Work instructions:
Copy out every line in the entries below that includes "screenshot".

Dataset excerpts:
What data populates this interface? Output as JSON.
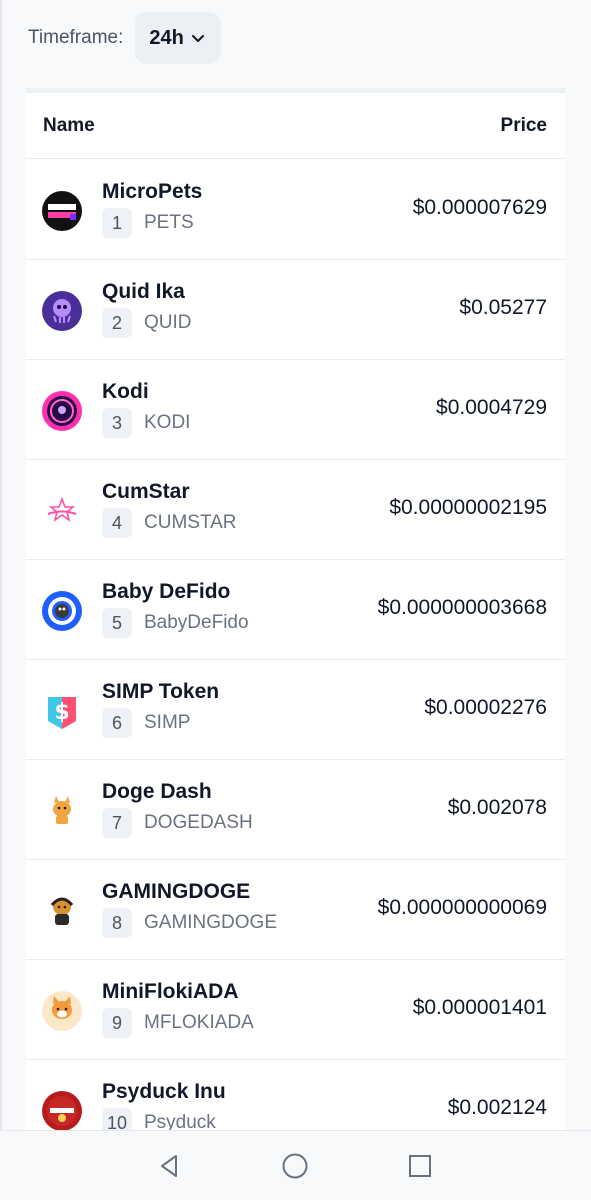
{
  "timeframe": {
    "label": "Timeframe:",
    "selected": "24h"
  },
  "table": {
    "headers": {
      "name": "Name",
      "price": "Price"
    },
    "rows": [
      {
        "rank": "1",
        "name": "MicroPets",
        "symbol": "PETS",
        "price": "$0.000007629",
        "logo_icon": "micropets-logo-icon"
      },
      {
        "rank": "2",
        "name": "Quid Ika",
        "symbol": "QUID",
        "price": "$0.05277",
        "logo_icon": "quid-ika-logo-icon"
      },
      {
        "rank": "3",
        "name": "Kodi",
        "symbol": "KODI",
        "price": "$0.0004729",
        "logo_icon": "kodi-logo-icon"
      },
      {
        "rank": "4",
        "name": "CumStar",
        "symbol": "CUMSTAR",
        "price": "$0.00000002195",
        "logo_icon": "cumstar-logo-icon"
      },
      {
        "rank": "5",
        "name": "Baby DeFido",
        "symbol": "BabyDeFido",
        "price": "$0.000000003668",
        "logo_icon": "baby-defido-logo-icon"
      },
      {
        "rank": "6",
        "name": "SIMP Token",
        "symbol": "SIMP",
        "price": "$0.00002276",
        "logo_icon": "simp-token-logo-icon"
      },
      {
        "rank": "7",
        "name": "Doge Dash",
        "symbol": "DOGEDASH",
        "price": "$0.002078",
        "logo_icon": "doge-dash-logo-icon"
      },
      {
        "rank": "8",
        "name": "GAMINGDOGE",
        "symbol": "GAMINGDOGE",
        "price": "$0.000000000069",
        "logo_icon": "gamingdoge-logo-icon"
      },
      {
        "rank": "9",
        "name": "MiniFlokiADA",
        "symbol": "MFLOKIADA",
        "price": "$0.000001401",
        "logo_icon": "minifloki-ada-logo-icon"
      },
      {
        "rank": "10",
        "name": "Psyduck Inu",
        "symbol": "Psyduck",
        "price": "$0.002124",
        "logo_icon": "psyduck-inu-logo-icon"
      }
    ]
  },
  "nav": {
    "back_icon": "back-triangle-icon",
    "home_icon": "home-circle-icon",
    "recents_icon": "recents-square-icon"
  },
  "colors": {
    "background": "#f8f9fb",
    "card": "#ffffff",
    "badge": "#eef1f5",
    "text_primary": "#111827",
    "text_secondary": "#6b7280"
  }
}
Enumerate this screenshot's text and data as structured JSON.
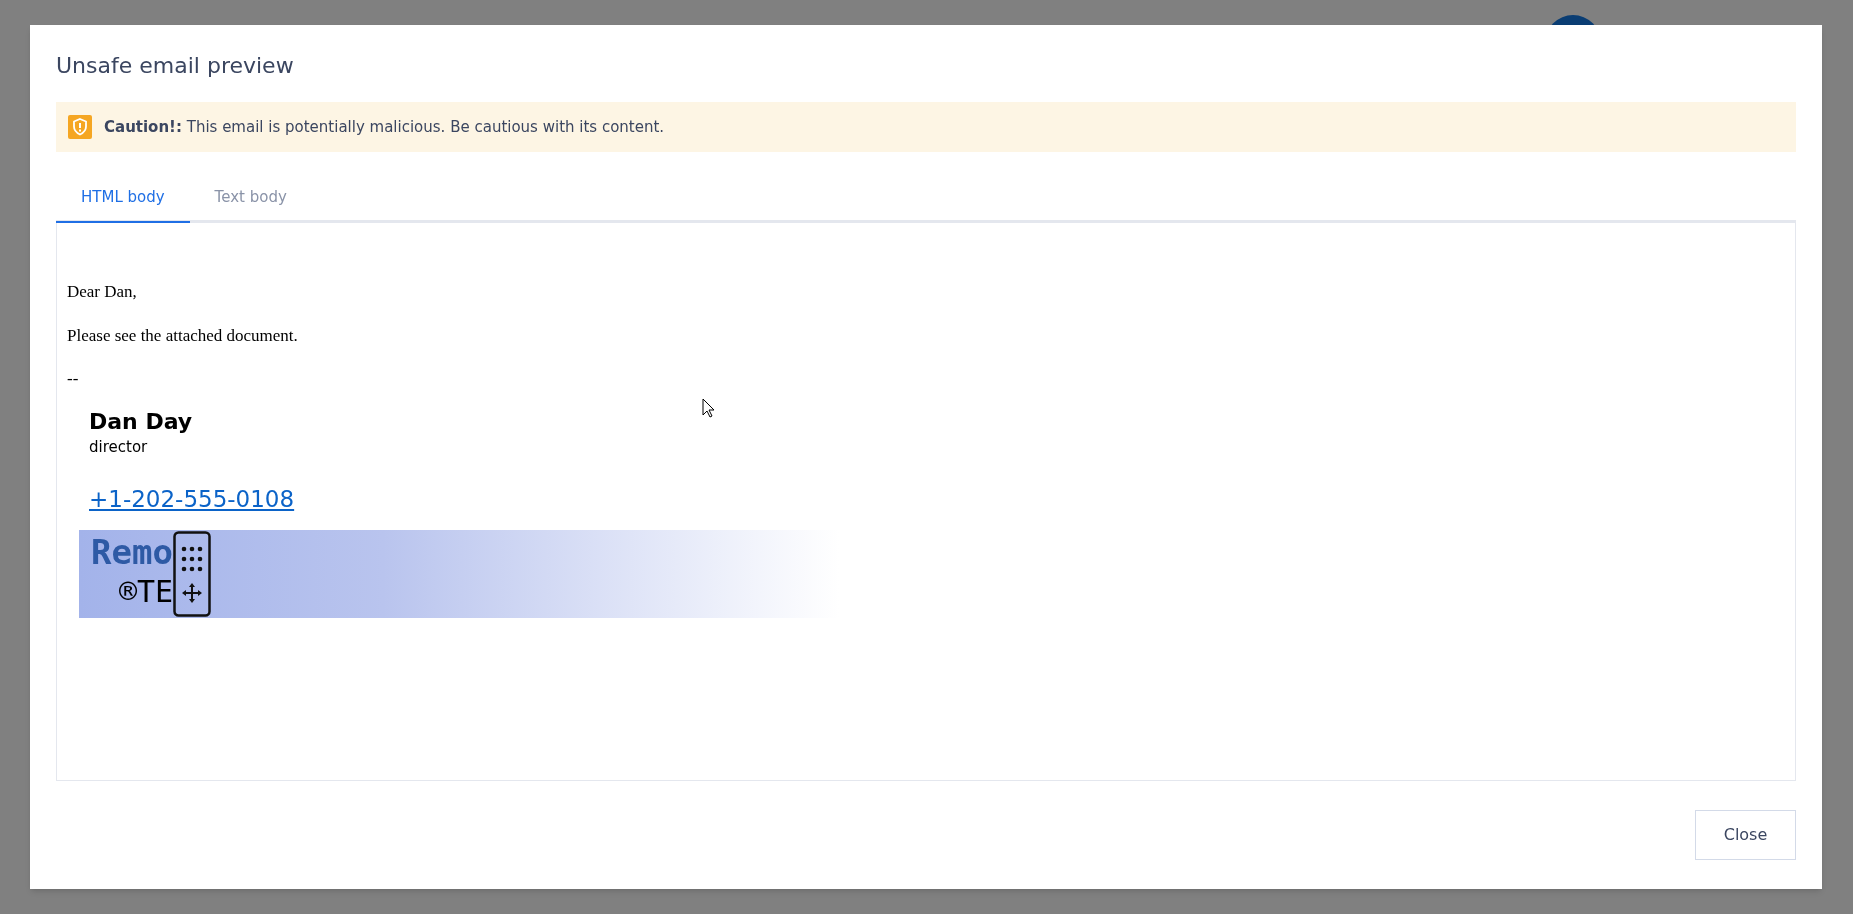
{
  "dialog": {
    "title": "Unsafe email preview"
  },
  "alert": {
    "text": "**Caution!:** This email is potentially malicious. Be cautious with its content."
  },
  "tabs": [
    {
      "label": "HTML body",
      "selected": true
    },
    {
      "label": "Text body",
      "selected": false
    }
  ],
  "email_body": {
    "paragraphs": [
      "Dear Dan,",
      "Please see the attached document.",
      "--"
    ],
    "signature": {
      "name": "Dan Day",
      "role": "director",
      "phone": "+1-202-555-0108",
      "logo_top": "Remo",
      "logo_bottom": "®TE"
    }
  },
  "buttons": [
    "Close"
  ]
}
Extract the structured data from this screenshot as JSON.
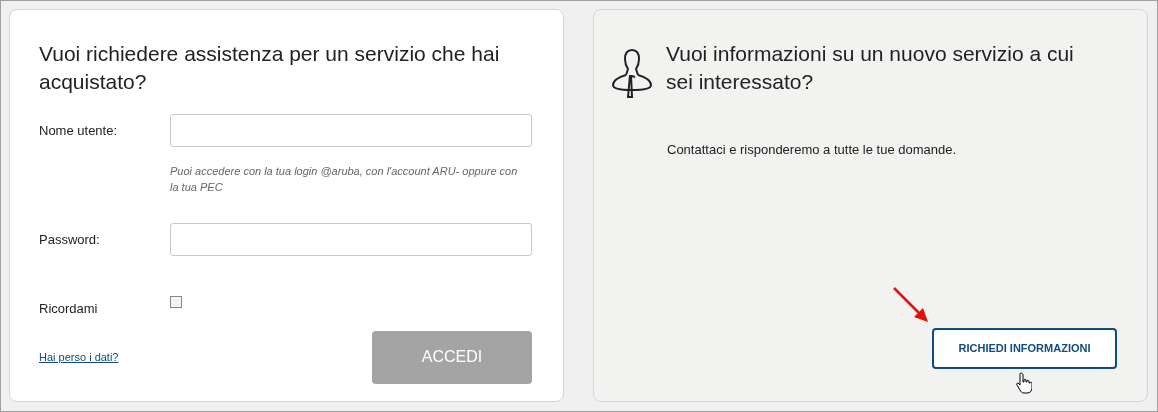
{
  "login_panel": {
    "title": "Vuoi richiedere assistenza per un servizio che hai acquistato?",
    "fields": [
      {
        "label": "Nome utente:",
        "hint": "Puoi accedere con la tua login @aruba, con l'account ARU- oppure con la tua PEC"
      },
      {
        "label": "Password:"
      }
    ],
    "remember": {
      "label": "Ricordami",
      "checked": false
    },
    "forgot_link": "Hai perso i dati?",
    "submit": {
      "label": "ACCEDI",
      "disabled": true
    }
  },
  "info_panel": {
    "title": "Vuoi informazioni su un nuovo servizio a cui sei interessato?",
    "text": "Contattaci e risponderemo a tutte le tue domande.",
    "button": {
      "label": "RICHIEDI INFORMAZIONI"
    }
  }
}
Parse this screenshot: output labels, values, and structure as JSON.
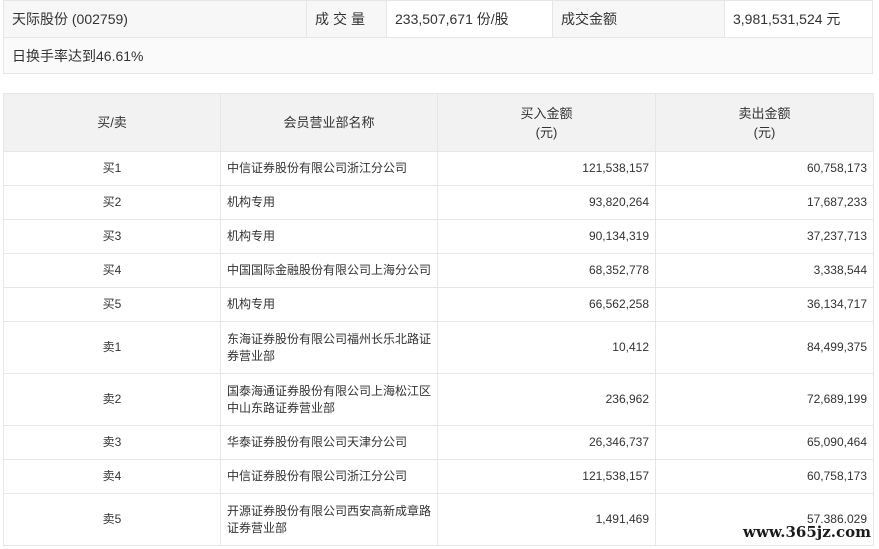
{
  "summary": {
    "stock_name": "天际股份 (002759)",
    "volume_label": "成交量",
    "volume_value": "233,507,671 份/股",
    "amount_label": "成交金额",
    "amount_value": "3,981,531,524 元",
    "turnover_note": "日换手率达到46.61%"
  },
  "table": {
    "headers": {
      "side": "买/卖",
      "branch": "会员营业部名称",
      "buy_line1": "买入金额",
      "buy_line2": "(元)",
      "sell_line1": "卖出金额",
      "sell_line2": "(元)"
    },
    "rows": [
      {
        "side": "买1",
        "branch": "中信证券股份有限公司浙江分公司",
        "buy": "121,538,157",
        "sell": "60,758,173"
      },
      {
        "side": "买2",
        "branch": "机构专用",
        "buy": "93,820,264",
        "sell": "17,687,233"
      },
      {
        "side": "买3",
        "branch": "机构专用",
        "buy": "90,134,319",
        "sell": "37,237,713"
      },
      {
        "side": "买4",
        "branch": "中国国际金融股份有限公司上海分公司",
        "buy": "68,352,778",
        "sell": "3,338,544"
      },
      {
        "side": "买5",
        "branch": "机构专用",
        "buy": "66,562,258",
        "sell": "36,134,717"
      },
      {
        "side": "卖1",
        "branch": "东海证券股份有限公司福州长乐北路证券营业部",
        "buy": "10,412",
        "sell": "84,499,375"
      },
      {
        "side": "卖2",
        "branch": "国泰海通证券股份有限公司上海松江区中山东路证券营业部",
        "buy": "236,962",
        "sell": "72,689,199"
      },
      {
        "side": "卖3",
        "branch": "华泰证券股份有限公司天津分公司",
        "buy": "26,346,737",
        "sell": "65,090,464"
      },
      {
        "side": "卖4",
        "branch": "中信证券股份有限公司浙江分公司",
        "buy": "121,538,157",
        "sell": "60,758,173"
      },
      {
        "side": "卖5",
        "branch": "开源证券股份有限公司西安高新成章路证券营业部",
        "buy": "1,491,469",
        "sell": "57,386,029"
      }
    ]
  },
  "watermark": "www.365jz.com"
}
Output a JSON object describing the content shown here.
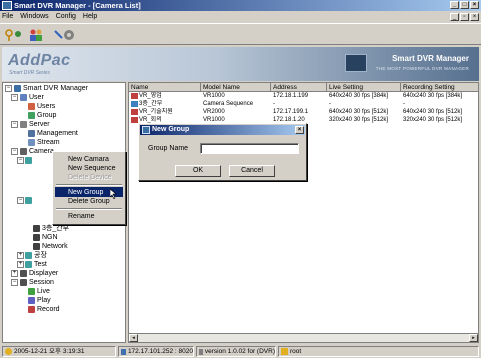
{
  "window": {
    "title": "Smart DVR Manager - [Camera List]"
  },
  "menu": {
    "items": [
      "File",
      "Windows",
      "Config",
      "Help"
    ]
  },
  "banner": {
    "logo": "AddPac",
    "logo_sub": "Smart DVR Series",
    "brand": "Smart DVR Manager",
    "brand_sub": "THE MOST POWERFUL DVR MANAGER"
  },
  "tree": {
    "root": "Smart DVR Manager",
    "user": "User",
    "users": "Users",
    "group": "Group",
    "server": "Server",
    "management": "Management",
    "stream": "Stream",
    "camera": "Camera",
    "node_a": "3층_간부",
    "node_b": "NGN",
    "node_c": "Network",
    "node_d": "공장",
    "node_e": "Test",
    "displayer": "Displayer",
    "session": "Session",
    "live": "Live",
    "play": "Play",
    "record": "Record"
  },
  "grid": {
    "columns": [
      "Name",
      "Model Name",
      "Address",
      "Live Setting",
      "Recording Setting"
    ],
    "rows": [
      [
        "VR_영업",
        "VR1000",
        "172.18.1.199",
        "640x240 30 fps [384k]",
        "640x240 30 fps [384k]"
      ],
      [
        "3층_간부",
        "Camera Sequence",
        "-",
        "-",
        "-"
      ],
      [
        "VR_기술지원",
        "VR2000",
        "172.17.199.1",
        "640x240 30 fps [512k]",
        "640x240 30 fps [512k]"
      ],
      [
        "VR_회의",
        "VR1000",
        "172.18.1.20",
        "320x240 30 fps [512k]",
        "320x240 30 fps [512k]"
      ]
    ]
  },
  "context_menu": {
    "items": [
      "New Camara",
      "New Sequence",
      "Delete Device",
      "New Group",
      "Delete Group",
      "Rename"
    ],
    "highlighted": "New Group"
  },
  "dialog": {
    "title": "New Group",
    "label": "Group Name",
    "value": "",
    "ok": "OK",
    "cancel": "Cancel"
  },
  "status": {
    "datetime": "2005-12-21 오후 3:19:31",
    "ip": "172.17.101.252 : 8020",
    "version": "version 1.0.02 for (DVR)",
    "user": "root"
  },
  "colors": {
    "accent": "#0a246a",
    "banner": "#56708f"
  }
}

Worked answer:
Enumerate this screenshot's text and data as structured JSON.
Extract the structured data from this screenshot as JSON.
Parse this screenshot: output labels, values, and structure as JSON.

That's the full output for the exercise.